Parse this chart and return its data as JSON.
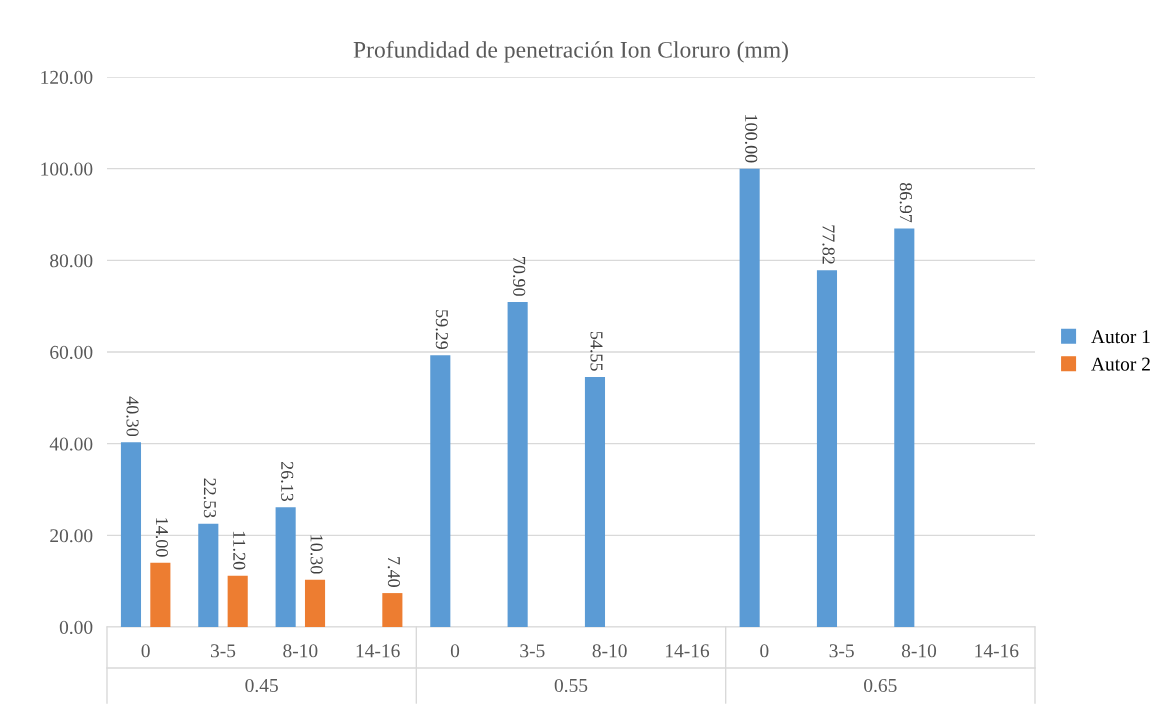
{
  "chart_data": {
    "type": "bar",
    "title": "Profundidad de penetración Ion Cloruro (mm)",
    "categories": [
      "0",
      "3-5",
      "8-10",
      "14-16",
      "0",
      "3-5",
      "8-10",
      "14-16",
      "0",
      "3-5",
      "8-10",
      "14-16"
    ],
    "series": [
      {
        "name": "Autor 1",
        "color": "#5b9bd5",
        "values": [
          40.3,
          22.53,
          26.13,
          null,
          59.29,
          70.9,
          54.55,
          null,
          100.0,
          77.82,
          86.97,
          null
        ],
        "value_labels": [
          "40.30",
          "22.53",
          "26.13",
          null,
          "59.29",
          "70.90",
          "54.55",
          null,
          "100.00",
          "77.82",
          "86.97",
          null
        ]
      },
      {
        "name": "Autor 2",
        "color": "#ed7d31",
        "values": [
          14.0,
          11.2,
          10.3,
          7.4,
          null,
          null,
          null,
          null,
          null,
          null,
          null,
          null
        ],
        "value_labels": [
          "14.00",
          "11.20",
          "10.30",
          "7.40",
          null,
          null,
          null,
          null,
          null,
          null,
          null,
          null
        ]
      }
    ],
    "annotations": [
      "0.45",
      "0.55",
      "0.65"
    ],
    "ylim": [
      0,
      120
    ],
    "yticks": [
      {
        "value": 0,
        "label": "0.00"
      },
      {
        "value": 20,
        "label": "20.00"
      },
      {
        "value": 40,
        "label": "40.00"
      },
      {
        "value": 60,
        "label": "60.00"
      },
      {
        "value": 80,
        "label": "80.00"
      },
      {
        "value": 100,
        "label": "100.00"
      },
      {
        "value": 120,
        "label": "120.00"
      }
    ],
    "grid": "y",
    "legend": "right"
  }
}
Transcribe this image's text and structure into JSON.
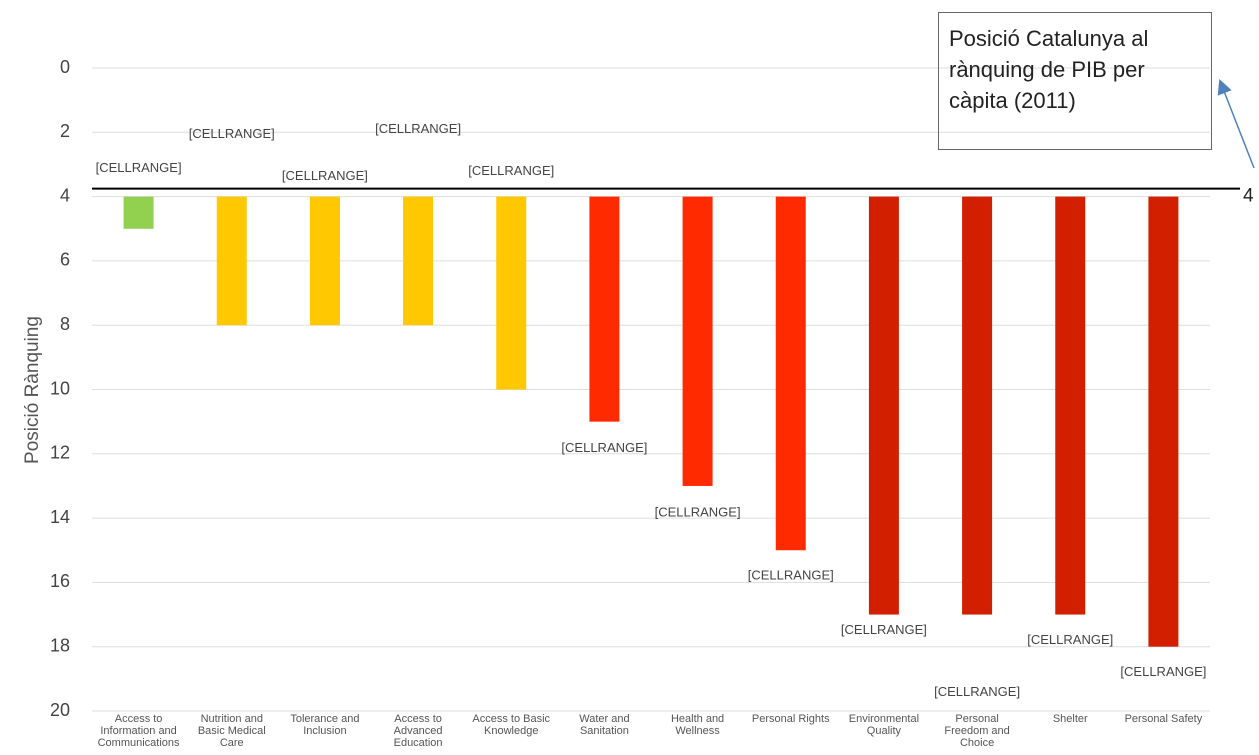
{
  "chart_data": {
    "type": "bar",
    "ylabel": "Posició Rànquing",
    "categories": [
      "Access to Information and Communications",
      "Nutrition and Basic Medical Care",
      "Tolerance and Inclusion",
      "Access to Advanced Education",
      "Access to Basic Knowledge",
      "Water and Sanitation",
      "Health and Wellness",
      "Personal Rights",
      "Environmental Quality",
      "Personal Freedom and Choice",
      "Shelter",
      "Personal Safety"
    ],
    "values": [
      5,
      8,
      8,
      8,
      10,
      11,
      13,
      15,
      17,
      17,
      17,
      18
    ],
    "colors": [
      "#92d050",
      "#ffc800",
      "#ffc800",
      "#ffc800",
      "#ffc800",
      "#ff2a00",
      "#ff2a00",
      "#ff2a00",
      "#d11f00",
      "#d11f00",
      "#d11f00",
      "#d11f00"
    ],
    "data_labels": [
      "[CELLRANGE]",
      "[CELLRANGE]",
      "[CELLRANGE]",
      "[CELLRANGE]",
      "[CELLRANGE]",
      "[CELLRANGE]",
      "[CELLRANGE]",
      "[CELLRANGE]",
      "[CELLRANGE]",
      "[CELLRANGE]",
      "[CELLRANGE]",
      "[CELLRANGE]"
    ],
    "baseline": 4,
    "inverted": true,
    "ylim": [
      0,
      20
    ],
    "yticks": [
      0,
      2,
      4,
      6,
      8,
      10,
      12,
      14,
      16,
      18,
      20
    ],
    "grid": true,
    "annotation": "Posició Catalunya al rànquing de PIB per càpita (2011)"
  }
}
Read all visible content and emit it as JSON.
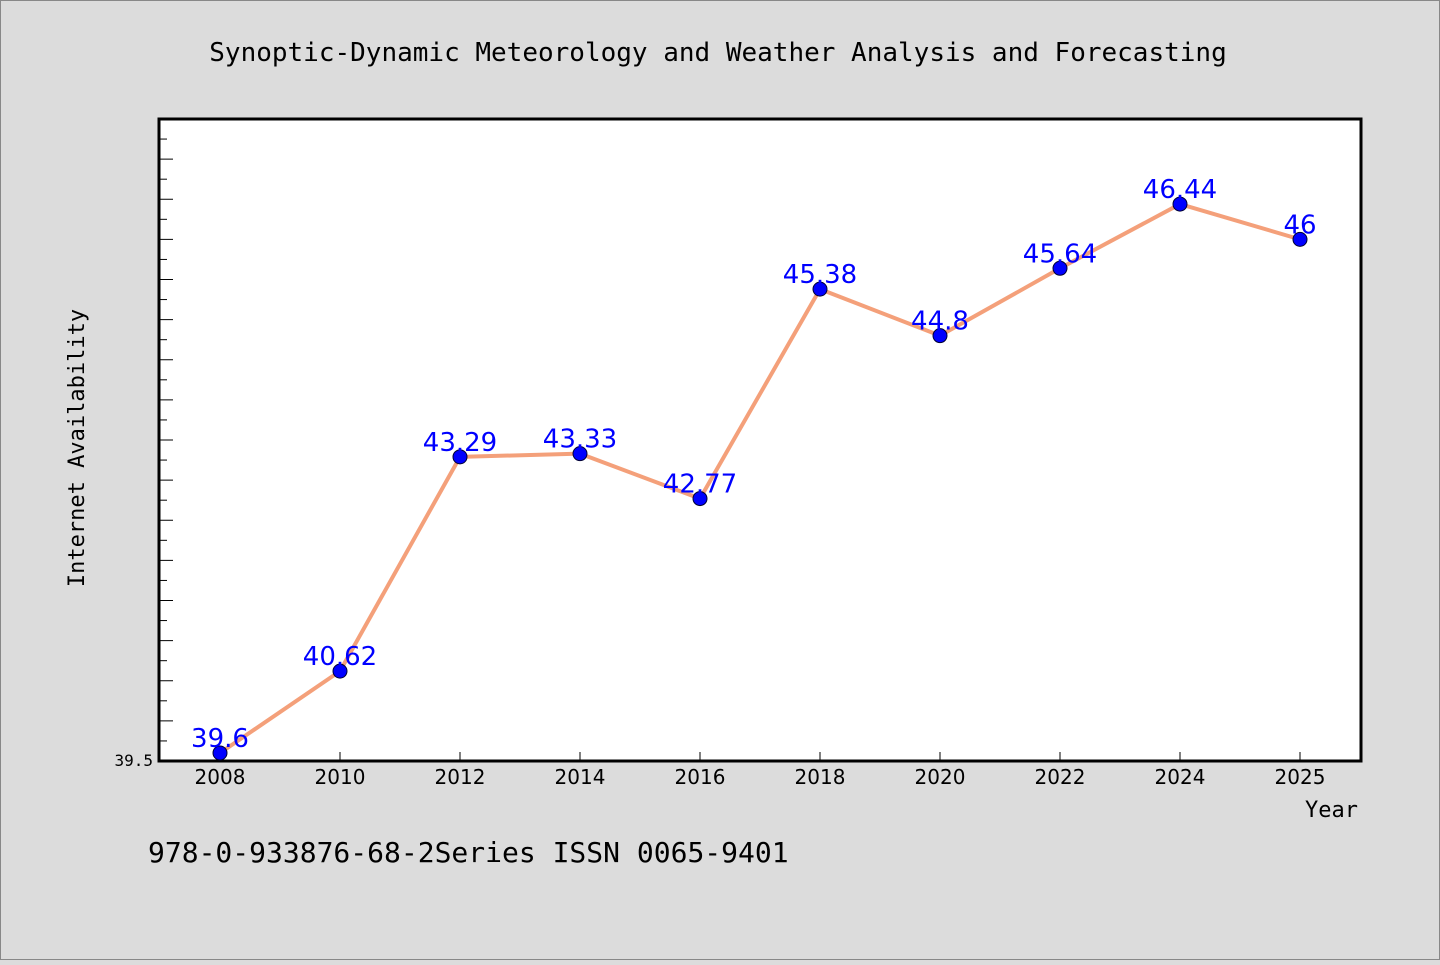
{
  "chart_data": {
    "type": "line",
    "title": "Synoptic-Dynamic Meteorology and Weather Analysis and Forecasting",
    "xlabel": "Year",
    "ylabel": "Internet Availability",
    "x": [
      "2008",
      "2010",
      "2012",
      "2014",
      "2016",
      "2018",
      "2020",
      "2022",
      "2024",
      "2025"
    ],
    "series": [
      {
        "values": [
          39.6,
          40.62,
          43.29,
          43.33,
          42.77,
          45.38,
          44.8,
          45.64,
          46.44,
          46
        ],
        "labels": [
          "39.6",
          "40.62",
          "43.29",
          "43.33",
          "42.77",
          "45.38",
          "44.8",
          "45.64",
          "46.44",
          "46"
        ],
        "line_color": "#f4a07a",
        "marker_color": "#0000ff",
        "label_color": "#0000ff"
      }
    ],
    "ylim": [
      39.5,
      47.5
    ],
    "y_tick_labels": [
      "39.5"
    ],
    "grid": false,
    "legend": false
  },
  "footnote": "978-0-933876-68-2Series ISSN 0065-9401",
  "colors": {
    "background": "#dcdcdc",
    "plot_background": "#ffffff",
    "line": "#f4a07a",
    "marker": "#0000ff"
  }
}
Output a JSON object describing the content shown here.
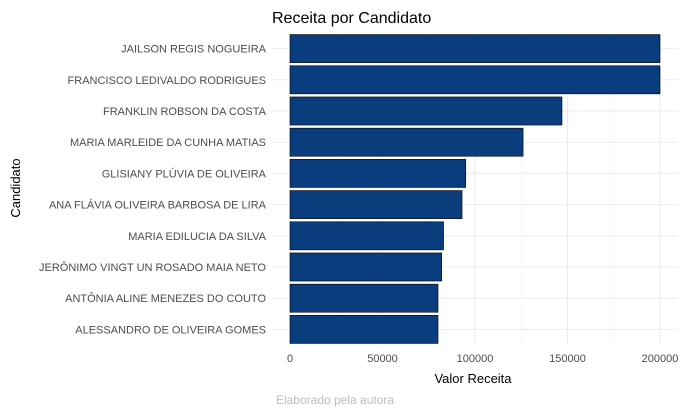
{
  "chart_data": {
    "type": "bar",
    "orientation": "horizontal",
    "title": "Receita por Candidato",
    "xlabel": "Valor Receita",
    "ylabel": "Candidato",
    "caption": "Elaborado pela autora",
    "categories": [
      "JAILSON REGIS NOGUEIRA",
      "FRANCISCO LEDIVALDO RODRIGUES",
      "FRANKLIN ROBSON DA COSTA",
      "MARIA MARLEIDE DA CUNHA MATIAS",
      "GLISIANY PLÚVIA DE OLIVEIRA",
      "ANA FLÁVIA OLIVEIRA BARBOSA DE LIRA",
      "MARIA EDILUCIA DA SILVA",
      "JERÔNIMO VINGT UN ROSADO MAIA NETO",
      "ANTÔNIA ALINE MENEZES DO COUTO",
      "ALESSANDRO DE OLIVEIRA GOMES"
    ],
    "values": [
      200000,
      200000,
      147000,
      126000,
      95000,
      93000,
      83000,
      82000,
      80000,
      80000
    ],
    "xlim": [
      0,
      210000
    ],
    "xticks": [
      0,
      50000,
      100000,
      150000,
      200000
    ],
    "xtick_labels": [
      "0",
      "50000",
      "100000",
      "150000",
      "200000"
    ],
    "grid": true,
    "bar_color": "#0a3d7e"
  }
}
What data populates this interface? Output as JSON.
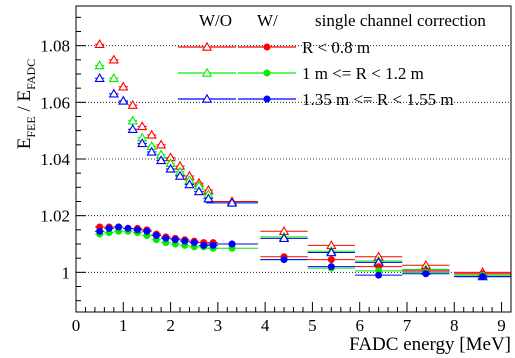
{
  "chart_data": {
    "type": "scatter",
    "xlabel": "FADC energy [MeV]",
    "ylabel_main": "E",
    "ylabel_sub1": "FEE",
    "ylabel_sep": " / E",
    "ylabel_sub2": "FADC",
    "xlim": [
      0,
      9.2
    ],
    "ylim": [
      0.986,
      1.094
    ],
    "xticks": [
      "0",
      "1",
      "2",
      "3",
      "4",
      "5",
      "6",
      "7",
      "8",
      "9"
    ],
    "yticks": [
      "1",
      "1.02",
      "1.04",
      "1.06",
      "1.08"
    ],
    "grid": "dotted horizontal",
    "legend": {
      "placement": "top-right",
      "header_wo": "W/O",
      "header_w": "W/",
      "header_note": "single channel correction",
      "rows": [
        {
          "label": "R < 0.8 m",
          "color": "#ff0000"
        },
        {
          "label": "1 m <= R < 1.2 m",
          "color": "#00ee00"
        },
        {
          "label": "1.35 m <= R < 1.55 m",
          "color": "#0000ff"
        }
      ]
    },
    "series": [
      {
        "correction": "W/O",
        "color": "#ff0000",
        "marker": "open-triangle",
        "points": [
          [
            0.5,
            1.0805,
            0.1,
            0.0005
          ],
          [
            0.8,
            1.075,
            0.1,
            0.0005
          ],
          [
            1.0,
            1.0655,
            0.1,
            0.0005
          ],
          [
            1.2,
            1.059,
            0.1,
            0.0005
          ],
          [
            1.4,
            1.0515,
            0.1,
            0.0005
          ],
          [
            1.6,
            1.0485,
            0.1,
            0.0005
          ],
          [
            1.8,
            1.045,
            0.1,
            0.0005
          ],
          [
            2.0,
            1.0405,
            0.1,
            0.0005
          ],
          [
            2.2,
            1.0375,
            0.1,
            0.0005
          ],
          [
            2.4,
            1.034,
            0.1,
            0.0005
          ],
          [
            2.6,
            1.0315,
            0.1,
            0.0005
          ],
          [
            2.8,
            1.029,
            0.1,
            0.0005
          ],
          [
            3.3,
            1.025,
            0.55,
            0.0008
          ],
          [
            4.4,
            1.0145,
            0.5,
            0.001
          ],
          [
            5.4,
            1.0095,
            0.5,
            0.001
          ],
          [
            6.4,
            1.0055,
            0.5,
            0.001
          ],
          [
            7.4,
            1.0025,
            0.5,
            0.001
          ],
          [
            8.6,
            1.0,
            0.6,
            0.0008
          ]
        ]
      },
      {
        "correction": "W/O",
        "color": "#00ee00",
        "marker": "open-triangle",
        "points": [
          [
            0.5,
            1.073,
            0.1,
            0.0005
          ],
          [
            0.8,
            1.0685,
            0.1,
            0.0005
          ],
          [
            1.0,
            1.0605,
            0.1,
            0.0005
          ],
          [
            1.2,
            1.0535,
            0.1,
            0.0005
          ],
          [
            1.4,
            1.0475,
            0.1,
            0.0005
          ],
          [
            1.6,
            1.0445,
            0.1,
            0.0005
          ],
          [
            1.8,
            1.0415,
            0.1,
            0.0005
          ],
          [
            2.0,
            1.0385,
            0.1,
            0.0005
          ],
          [
            2.2,
            1.0355,
            0.1,
            0.0005
          ],
          [
            2.4,
            1.0325,
            0.1,
            0.0005
          ],
          [
            2.6,
            1.0305,
            0.1,
            0.0005
          ],
          [
            2.8,
            1.0275,
            0.1,
            0.0005
          ],
          [
            3.3,
            1.0245,
            0.55,
            0.0008
          ],
          [
            4.4,
            1.0125,
            0.5,
            0.001
          ],
          [
            5.4,
            1.0075,
            0.5,
            0.001
          ],
          [
            6.4,
            1.004,
            0.5,
            0.001
          ],
          [
            7.4,
            1.001,
            0.5,
            0.001
          ],
          [
            8.6,
            0.999,
            0.6,
            0.0008
          ]
        ]
      },
      {
        "correction": "W/O",
        "color": "#0000ff",
        "marker": "open-triangle",
        "points": [
          [
            0.5,
            1.0685,
            0.1,
            0.0005
          ],
          [
            0.8,
            1.063,
            0.1,
            0.0005
          ],
          [
            1.0,
            1.0605,
            0.1,
            0.0005
          ],
          [
            1.2,
            1.0505,
            0.1,
            0.0005
          ],
          [
            1.4,
            1.0455,
            0.1,
            0.0005
          ],
          [
            1.6,
            1.0425,
            0.1,
            0.0005
          ],
          [
            1.8,
            1.0395,
            0.1,
            0.0005
          ],
          [
            2.0,
            1.0365,
            0.1,
            0.0005
          ],
          [
            2.2,
            1.034,
            0.1,
            0.0005
          ],
          [
            2.4,
            1.031,
            0.1,
            0.0005
          ],
          [
            2.6,
            1.0285,
            0.1,
            0.0005
          ],
          [
            2.8,
            1.026,
            0.1,
            0.0005
          ],
          [
            3.3,
            1.0245,
            0.55,
            0.0008
          ],
          [
            4.4,
            1.012,
            0.5,
            0.001
          ],
          [
            5.4,
            1.007,
            0.5,
            0.001
          ],
          [
            6.4,
            1.0035,
            0.5,
            0.001
          ],
          [
            7.4,
            1.0005,
            0.5,
            0.001
          ],
          [
            8.6,
            0.9985,
            0.6,
            0.0008
          ]
        ]
      },
      {
        "correction": "W/",
        "color": "#ff0000",
        "marker": "filled-circle",
        "points": [
          [
            0.5,
            1.016,
            0.1,
            0.0004
          ],
          [
            0.7,
            1.016,
            0.1,
            0.0004
          ],
          [
            0.9,
            1.016,
            0.1,
            0.0004
          ],
          [
            1.1,
            1.0155,
            0.1,
            0.0004
          ],
          [
            1.3,
            1.0155,
            0.1,
            0.0004
          ],
          [
            1.5,
            1.015,
            0.1,
            0.0004
          ],
          [
            1.7,
            1.0135,
            0.1,
            0.0004
          ],
          [
            1.9,
            1.0125,
            0.1,
            0.0004
          ],
          [
            2.1,
            1.012,
            0.1,
            0.0004
          ],
          [
            2.3,
            1.0115,
            0.1,
            0.0004
          ],
          [
            2.5,
            1.011,
            0.1,
            0.0004
          ],
          [
            2.7,
            1.0105,
            0.1,
            0.0004
          ],
          [
            2.9,
            1.0105,
            0.1,
            0.0004
          ],
          [
            3.3,
            1.01,
            0.55,
            0.0006
          ],
          [
            4.4,
            1.0055,
            0.5,
            0.0008
          ],
          [
            5.4,
            1.0045,
            0.5,
            0.0008
          ],
          [
            6.4,
            1.002,
            0.5,
            0.0008
          ],
          [
            7.4,
            1.0005,
            0.5,
            0.0008
          ],
          [
            8.6,
            0.9995,
            0.6,
            0.0006
          ]
        ]
      },
      {
        "correction": "W/",
        "color": "#00ee00",
        "marker": "filled-circle",
        "points": [
          [
            0.5,
            1.0135,
            0.1,
            0.0004
          ],
          [
            0.7,
            1.014,
            0.1,
            0.0004
          ],
          [
            0.9,
            1.0145,
            0.1,
            0.0004
          ],
          [
            1.1,
            1.0145,
            0.1,
            0.0004
          ],
          [
            1.3,
            1.014,
            0.1,
            0.0004
          ],
          [
            1.5,
            1.013,
            0.1,
            0.0004
          ],
          [
            1.7,
            1.0115,
            0.1,
            0.0004
          ],
          [
            1.9,
            1.0105,
            0.1,
            0.0004
          ],
          [
            2.1,
            1.01,
            0.1,
            0.0004
          ],
          [
            2.3,
            1.0095,
            0.1,
            0.0004
          ],
          [
            2.5,
            1.009,
            0.1,
            0.0004
          ],
          [
            2.7,
            1.009,
            0.1,
            0.0004
          ],
          [
            2.9,
            1.0085,
            0.1,
            0.0004
          ],
          [
            3.3,
            1.0085,
            0.55,
            0.0006
          ],
          [
            4.4,
            1.0045,
            0.5,
            0.0008
          ],
          [
            5.4,
            1.0015,
            0.5,
            0.0008
          ],
          [
            6.4,
            1.0005,
            0.5,
            0.0008
          ],
          [
            7.4,
            1.0,
            0.5,
            0.0008
          ],
          [
            8.6,
            0.999,
            0.6,
            0.0006
          ]
        ]
      },
      {
        "correction": "W/",
        "color": "#0000ff",
        "marker": "filled-circle",
        "points": [
          [
            0.5,
            1.0145,
            0.1,
            0.0004
          ],
          [
            0.7,
            1.0155,
            0.1,
            0.0004
          ],
          [
            0.9,
            1.016,
            0.1,
            0.0004
          ],
          [
            1.1,
            1.0155,
            0.1,
            0.0004
          ],
          [
            1.3,
            1.015,
            0.1,
            0.0004
          ],
          [
            1.5,
            1.0145,
            0.1,
            0.0004
          ],
          [
            1.7,
            1.013,
            0.1,
            0.0004
          ],
          [
            1.9,
            1.012,
            0.1,
            0.0004
          ],
          [
            2.1,
            1.0115,
            0.1,
            0.0004
          ],
          [
            2.3,
            1.011,
            0.1,
            0.0004
          ],
          [
            2.5,
            1.0105,
            0.1,
            0.0004
          ],
          [
            2.7,
            1.0095,
            0.1,
            0.0004
          ],
          [
            2.9,
            1.0095,
            0.1,
            0.0004
          ],
          [
            3.3,
            1.01,
            0.55,
            0.0006
          ],
          [
            4.4,
            1.0045,
            0.5,
            0.0008
          ],
          [
            5.4,
            1.002,
            0.5,
            0.0008
          ],
          [
            6.4,
            0.999,
            0.5,
            0.0008
          ],
          [
            7.4,
            0.9995,
            0.5,
            0.0008
          ],
          [
            8.6,
            0.9985,
            0.6,
            0.0006
          ]
        ]
      }
    ]
  }
}
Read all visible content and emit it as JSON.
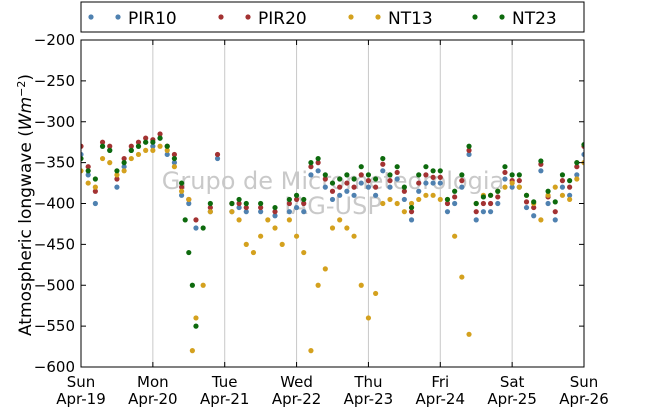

*****

Task statement — Copy whichever lines in the listing above contain the word "FADC".

Correct answer —
    "xlabel": "FADC energy [MeV]",
    "ylabel_sub2": "FADC",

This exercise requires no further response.